Youth for every soul is the season of blossoming, and it can
be divided into three stages: early youth, the middle part of
youth and the last stage of youth.
There is a great difficulty in the training of youth, because
in youth a child becomes less receptive. The child is passive
and therefore easy to guide, but youth is the time of rising
energy, both physical and mental. Therefore youth is expressive,
and what is expressive cannot be receptive at the same time.
Parents make a great mistake when they continue the same method
with a youth which they applied in his childhood. There is the
time of plowing, there is the time of sowing and there is the
time of reaping the harvest. It is not all done at the same
In youth a child is most susceptible to influences, and at
the same time most repellent of influences which fall beneath
its standard. The child which has believed and obeyed its parents
in its childhood does not necessarily believe and obey them
during the time of its youth. The parents must realize this
and change their manner of correcting and guiding the child
from the beginning of its youth.
Youth makes the child inclined to look on its parents or
guardians as old-fashioned people. The present education given
in schools and the child's own experience of things around it
support it in this idea. If the parents force their ideas on
the youth, he first plays with them, making them think that
he agrees with them. But in the next stage he avoids them. And
in the third stage he argues with them and opposes them. Once
a youth has arrived at this third stage he stands on his own
feet, and there is little hope that the parents can guide him.
They are then obliged to let him take his own way whether right
Among a hundred youths one may take a right way by himself,
and five out of the hundred may find their way through the dark,
but ninety-five are lost owing to the absence of guidance. Life
is a sea upon which it is difficult to find one's way, and as
direction is necessary when traveling on the sea, so guidance
is most necessary during the period of youth.
The principal thing one has to remember concerning the education
of young people is to help them, without their knowing it, to
think for themselves. The nature of youth, and especially that
of the youth today, is such that as soon as he feels that he
is directed by someone he feels that he is harnessed to a carriage,
and in this he feels the absence of freedom. An essential thing
in guiding the youth is to make lines of thought and to place
them before him, in order that he may use the lines as a track
to follow. True virtue comes from independent thinking, not
from being under subjection. But at the same time it must be
remembered that the independent spirit which is expressed without
consideration is devoid of beauty. It is desirable that a youth
should show consideration in his thought, speech and action,
for freedom without consideration lacks beauty.
In the guidance of youth the same five directions of development
must be considered as in the education of children: physical,
mental, moral, social and spiritual.
While considering the physical development of a youth one
should remember that youth is the time of full blossom. The
most delicate and important time in everyone's life. If the
blossom is ruined the fruit is lost. Therefore youth is the
golden opportunity. It is the time when a person is not yet
set in his ideas, not addicted to certain habits, ready to accept
new ideas. An intellectual youth generally seeks for new ideas.
Youth is a time when one is most inclined to changes of every
sort, and therefore youth is not fixed in particular habits.
Very often the parents, not knowing what it involves when
their child grows too rapidly, do not consider many things concerning
its life which may harm it later. It is essential that special
attention be given to the balance between activity and repose.
To the sleep, food and recreation of the youth. In a child a
nervous temperament is a sign of intelligence. A genius is generally
nervous in his youth.

....

## Written instruction
Copy the passage on guiding youth word for word, starting at "Parents make a" and ending at "beginning of its youth.".

## Information provided
....

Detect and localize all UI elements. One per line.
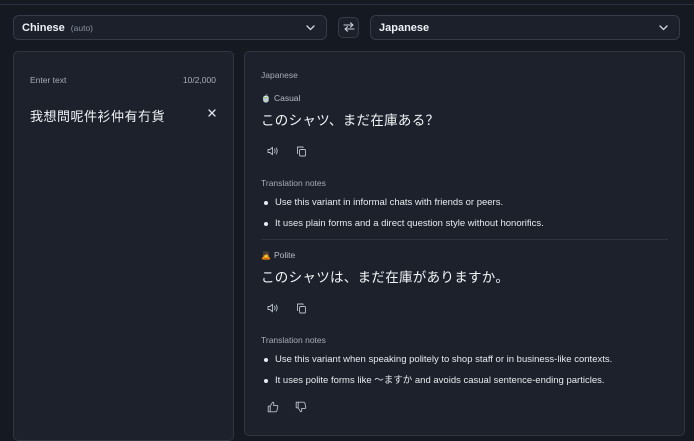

....

## The answer
Parents make a great mistake when they continue the same method
with a youth which they applied in his childhood. There is the
time of plowing, there is the time of sowing and there is the
time of reaping the harvest. It is not all done at the same
In youth a child is most susceptible to influences, and at
the same time most repellent of influences which fall beneath
its standard. The child which has believed and obeyed its parents
in its childhood does not necessarily believe and obey them
during the time of its youth. The parents must realize this
and change their manner of correcting and guiding the child
from the beginning of its youth.